Omit the images. Copy each entry word for word.

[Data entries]
※ ※ ※

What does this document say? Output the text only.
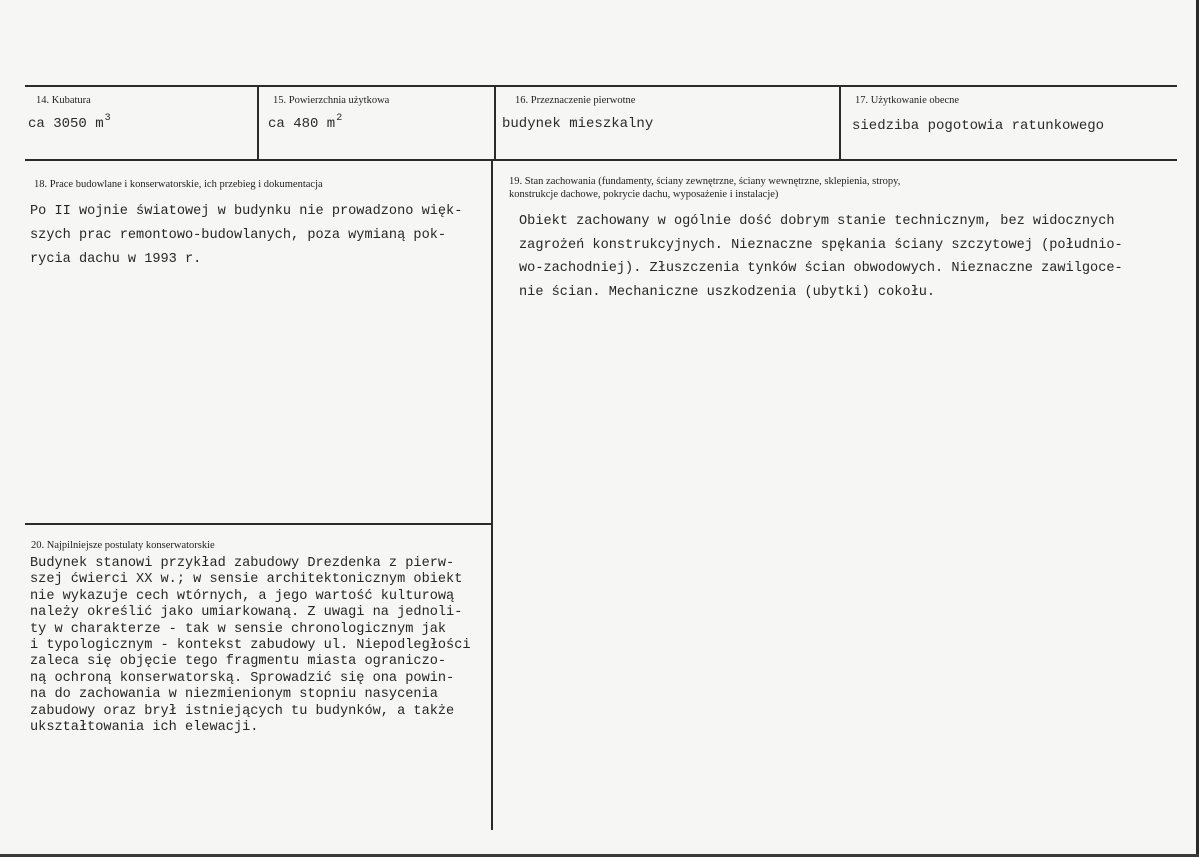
14. Kubatura
ca 3050 $m^3$
15. Powierzchnia użytkowa
ca 480 $m^2$
16. Przeznaczenie pierwotne
budynek mieszkalny
17. Użytkowanie obecne
siedziba pogotowia ratunkowego
18. Prace budowlane i konserwatorskie, ich przebieg i dokumentacja
Po II wojnie światowej w budynku nie prowadzono więk-
szych prac remontowo-budowlanych, poza wymianą pok-
rycia dachu w 1993 r.
19. Stan zachowania (fundamenty, ściany zewnętrzne, ściany wewnętrzne, sklepienia, stropy,
konstrukcje dachowe, pokrycie dachu, wyposażenie i instalacje)
Obiekt zachowany w ogólnie dość dobrym stanie technicznym, bez widocznych
zagrożeń konstrukcyjnych. Nieznaczne spękania ściany szczytowej (południo-
wo-zachodniej). Złuszczenia tynków ścian obwodowych. Nieznaczne zawilgoce-
nie ścian. Mechaniczne uszkodzenia (ubytki) cokołu.
20. Najpilniejsze postulaty konserwatorskie
Budynek stanowi przykład zabudowy Drezdenka z pierw-
szej ćwierci XX w.; w sensie architektonicznym obiekt
nie wykazuje cech wtórnych, a jego wartość kulturową
należy określić jako umiarkowaną. Z uwagi na jednoli-
ty w charakterze - tak w sensie chronologicznym jak
i typologicznym - kontekst zabudowy ul. Niepodległości
zaleca się objęcie tego fragmentu miasta ograniczo-
ną ochroną konserwatorską. Sprowadzić się ona powin-
na do zachowania w niezmienionym stopniu nasycenia
zabudowy oraz brył istniejących tu budynków, a także
ukształtowania ich elewacji.
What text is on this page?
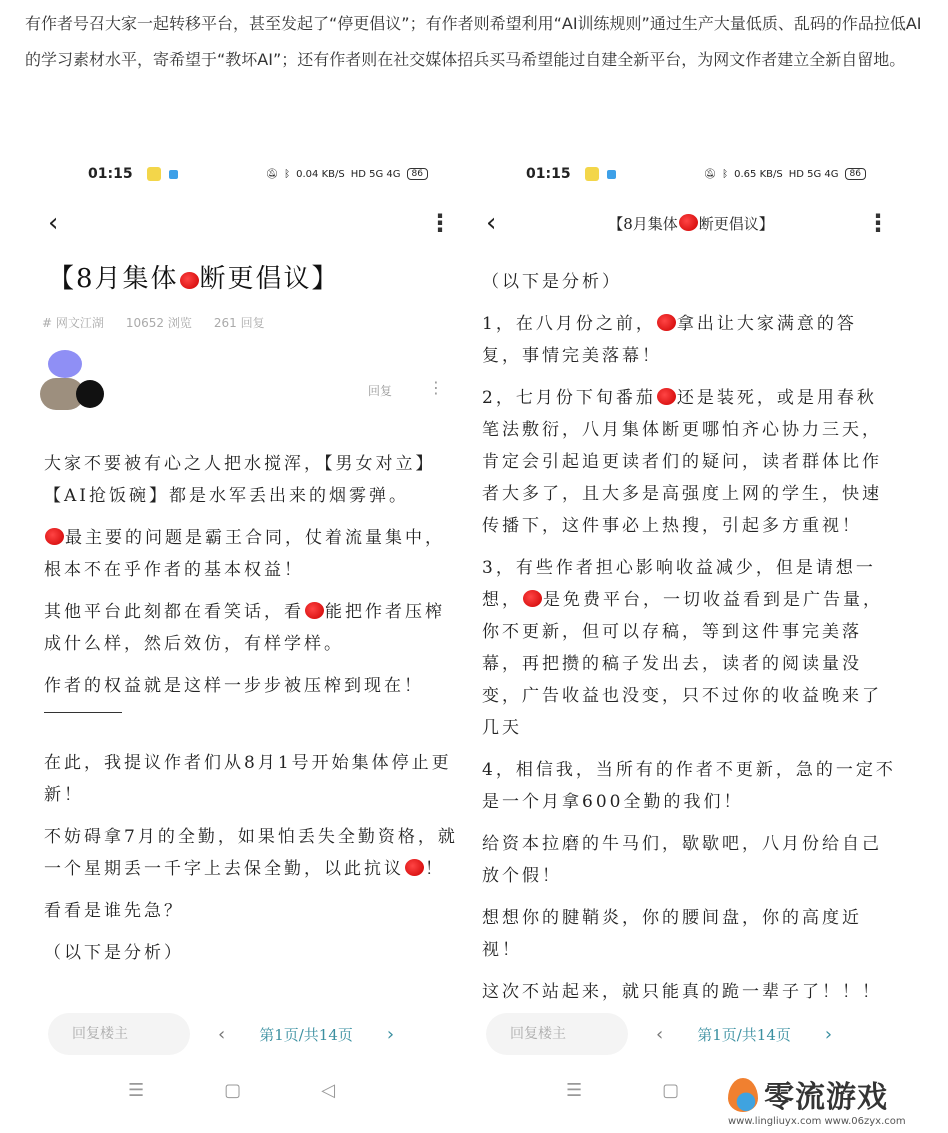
有作者号召大家一起转移平台，甚至发起了“停更倡议”；有作者则希望利用“AI训练规则”通过生产大量低质、乱码的作品拉低AI的学习素材水平，寄希望于“教坏AI”；还有作者则在社交媒体招兵买马希望能过自建全新平台，为网文作者建立全新自留地。
01:15	🔕︎ ᛒ 0.04 KB/S HD 5G 4G	86
‹	⋮
【8月集体 断更倡议】
# 网文江湖 10652 浏览 261 回复
回复 ⋮
大家不要被有心之人把水搅浑，【男女对立】
【AI抢饭碗】都是水军丢出来的烟雾弹。
最主要的问题是霸王合同，仗着流量集中，
根本不在乎作者的基本权益！
其他平台此刻都在看笑话，看 能把作者压榨
成什么样，然后效仿，有样学样。
作者的权益就是这样一步步被压榨到现在！
在此，我提议作者们从8月1号开始集体停止更
新！
不妨碍拿7月的全勤，如果怕丢失全勤资格，就
一个星期丢一千字上去保全勤，以此抗议 ！
看看是谁先急？
（以下是分析）
回复楼主	‹ 第1页/共14页 ›
☰	▢	◁
01:15	🔕︎ ᛒ 0.65 KB/S HD 5G 4G	86
‹	【8月集体 断更倡议】	⋮
（以下是分析）
1，在八月份之前， 拿出让大家满意的答
复，事情完美落幕！
2，七月份下旬番茄 还是装死，或是用春秋
笔法敷衍，八月集体断更哪怕齐心协力三天，
肯定会引起追更读者们的疑问，读者群体比作
者大多了，且大多是高强度上网的学生，快速
传播下，这件事必上热搜，引起多方重视！
3，有些作者担心影响收益减少，但是请想一
想， 是免费平台，一切收益看到是广告量，
你不更新，但可以存稿，等到这件事完美落
幕，再把攒的稿子发出去，读者的阅读量没
变，广告收益也没变，只不过你的收益晚来了
几天
4，相信我，当所有的作者不更新，急的一定不
是一个月拿600全勤的我们！
给资本拉磨的牛马们，歇歇吧，八月份给自己
放个假！
想想你的腱鞘炎，你的腰间盘，你的高度近
视！
这次不站起来，就只能真的跪一辈子了！！！
回复楼主	‹ 第1页/共14页 ›
☰	▢	零流游戏
www.lingliuyx.com www.06zyx.com
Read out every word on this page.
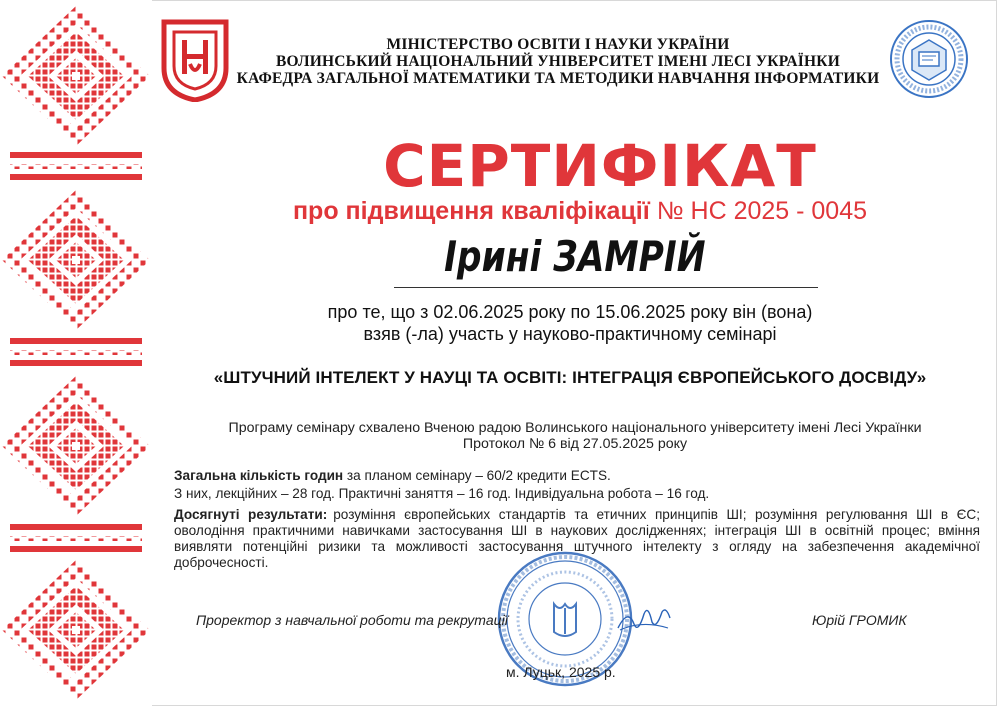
МІНІСТЕРСТВО ОСВІТИ І НАУКИ УКРАЇНИ
ВОЛИНСЬКИЙ НАЦІОНАЛЬНИЙ УНІВЕРСИТЕТ ІМЕНІ ЛЕСІ УКРАЇНКИ
КАФЕДРА ЗАГАЛЬНОЇ МАТЕМАТИКИ ТА МЕТОДИКИ НАВЧАННЯ ІНФОРМАТИКИ
СЕРТИФІКАТ
про підвищення кваліфікації № НС 2025 - 0045
Ірині ЗАМРІЙ
про те, що з 02.06.2025 року по 15.06.2025 року він (вона)
взяв (-ла) участь у науково-практичному семінарі
«ШТУЧНИЙ ІНТЕЛЕКТ У НАУЦІ ТА ОСВІТІ: ІНТЕГРАЦІЯ ЄВРОПЕЙСЬКОГО ДОСВІДУ»
Програму семінару схвалено Вченою радою Волинського національного університету імені Лесі Українки
Протокол № 6 від 27.05.2025 року
Загальна кількість годин за планом семінару – 60/2 кредити ECTS.
З них, лекційних – 28 год. Практичні заняття – 16 год. Індивідуальна робота – 16 год.
Досягнуті результати: розуміння європейських стандартів та етичних принципів ШІ; розуміння регулювання ШІ в ЄС; оволодіння практичними навичками застосування ШІ в наукових дослідженнях; інтеграція ШІ в освітній процес; вміння виявляти потенційні ризики та можливості застосування штучного інтелекту з огляду на забезпечення академічної доброчесності.
Проректор з навчальної роботи та рекрутації	Юрій ГРОМИК
м. Луцьк, 2025 р.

※ ※ ※

__FULL OUTPUT__.
What does this document say? Output the text only.
14. Kubatura
ca 3050 $m^3$
15. Powierzchnia użytkowa
ca 480 $m^2$
16. Przeznaczenie pierwotne
budynek mieszkalny
17. Użytkowanie obecne
siedziba pogotowia ratunkowego
18. Prace budowlane i konserwatorskie, ich przebieg i dokumentacja
Po II wojnie światowej w budynku nie prowadzono więk-
szych prac remontowo-budowlanych, poza wymianą pok-
rycia dachu w 1993 r.
19. Stan zachowania (fundamenty, ściany zewnętrzne, ściany wewnętrzne, sklepienia, stropy,
konstrukcje dachowe, pokrycie dachu, wyposażenie i instalacje)
Obiekt zachowany w ogólnie dość dobrym stanie technicznym, bez widocznych
zagrożeń konstrukcyjnych. Nieznaczne spękania ściany szczytowej (południo-
wo-zachodniej). Złuszczenia tynków ścian obwodowych. Nieznaczne zawilgoce-
nie ścian. Mechaniczne uszkodzenia (ubytki) cokołu.
20. Najpilniejsze postulaty konserwatorskie
Budynek stanowi przykład zabudowy Drezdenka z pierw-
szej ćwierci XX w.; w sensie architektonicznym obiekt
nie wykazuje cech wtórnych, a jego wartość kulturową
należy określić jako umiarkowaną. Z uwagi na jednoli-
ty w charakterze - tak w sensie chronologicznym jak
i typologicznym - kontekst zabudowy ul. Niepodległości
zaleca się objęcie tego fragmentu miasta ograniczo-
ną ochroną konserwatorską. Sprowadzić się ona powin-
na do zachowania w niezmienionym stopniu nasycenia
zabudowy oraz brył istniejących tu budynków, a także
ukształtowania ich elewacji.
What text is on this page?
有作者号召大家一起转移平台，甚至发起了“停更倡议”；有作者则希望利用“AI训练规则”通过生产大量低质、乱码的作品拉低AI的学习素材水平，寄希望于“教坏AI”；还有作者则在社交媒体招兵买马希望能过自建全新平台，为网文作者建立全新自留地。
01:15	🔕︎ ᛒ 0.04 KB/S HD 5G 4G	86
‹	⋮
【8月集体 断更倡议】
# 网文江湖 10652 浏览 261 回复
回复 ⋮
大家不要被有心之人把水搅浑，【男女对立】
【AI抢饭碗】都是水军丢出来的烟雾弹。
最主要的问题是霸王合同，仗着流量集中，
根本不在乎作者的基本权益！
其他平台此刻都在看笑话，看 能把作者压榨
成什么样，然后效仿，有样学样。
作者的权益就是这样一步步被压榨到现在！
在此，我提议作者们从8月1号开始集体停止更
新！
不妨碍拿7月的全勤，如果怕丢失全勤资格，就
一个星期丢一千字上去保全勤，以此抗议 ！
看看是谁先急？
（以下是分析）
回复楼主	‹ 第1页/共14页 ›
☰	▢	◁
01:15	🔕︎ ᛒ 0.65 KB/S HD 5G 4G	86
‹	【8月集体 断更倡议】	⋮
（以下是分析）
1，在八月份之前， 拿出让大家满意的答
复，事情完美落幕！
2，七月份下旬番茄 还是装死，或是用春秋
笔法敷衍，八月集体断更哪怕齐心协力三天，
肯定会引起追更读者们的疑问，读者群体比作
者大多了，且大多是高强度上网的学生，快速
传播下，这件事必上热搜，引起多方重视！
3，有些作者担心影响收益减少，但是请想一
想， 是免费平台，一切收益看到是广告量，
你不更新，但可以存稿，等到这件事完美落
幕，再把攒的稿子发出去，读者的阅读量没
变，广告收益也没变，只不过你的收益晚来了
几天
4，相信我，当所有的作者不更新，急的一定不
是一个月拿600全勤的我们！
给资本拉磨的牛马们，歇歇吧，八月份给自己
放个假！
想想你的腱鞘炎，你的腰间盘，你的高度近
视！
这次不站起来，就只能真的跪一辈子了！！！
回复楼主	‹ 第1页/共14页 ›
☰	▢	零流游戏
www.lingliuyx.com www.06zyx.com
Read out every word on this page.
МІНІСТЕРСТВО ОСВІТИ І НАУКИ УКРАЇНИ
ВОЛИНСЬКИЙ НАЦІОНАЛЬНИЙ УНІВЕРСИТЕТ ІМЕНІ ЛЕСІ УКРАЇНКИ
КАФЕДРА ЗАГАЛЬНОЇ МАТЕМАТИКИ ТА МЕТОДИКИ НАВЧАННЯ ІНФОРМАТИКИ
СЕРТИФІКАТ
про підвищення кваліфікації № НС 2025 - 0045
Ірині ЗАМРІЙ
про те, що з 02.06.2025 року по 15.06.2025 року він (вона)
взяв (-ла) участь у науково-практичному семінарі
«ШТУЧНИЙ ІНТЕЛЕКТ У НАУЦІ ТА ОСВІТІ: ІНТЕГРАЦІЯ ЄВРОПЕЙСЬКОГО ДОСВІДУ»
Програму семінару схвалено Вченою радою Волинського національного університету імені Лесі Українки
Протокол № 6 від 27.05.2025 року
Загальна кількість годин за планом семінару – 60/2 кредити ECTS.
З них, лекційних – 28 год. Практичні заняття – 16 год. Індивідуальна робота – 16 год.
Досягнуті результати: розуміння європейських стандартів та етичних принципів ШІ; розуміння регулювання ШІ в ЄС; оволодіння практичними навичками застосування ШІ в наукових дослідженнях; інтеграція ШІ в освітній процес; вміння виявляти потенційні ризики та можливості застосування штучного інтелекту з огляду на забезпечення академічної доброчесності.
Проректор з навчальної роботи та рекрутації	Юрій ГРОМИК
м. Луцьк, 2025 р.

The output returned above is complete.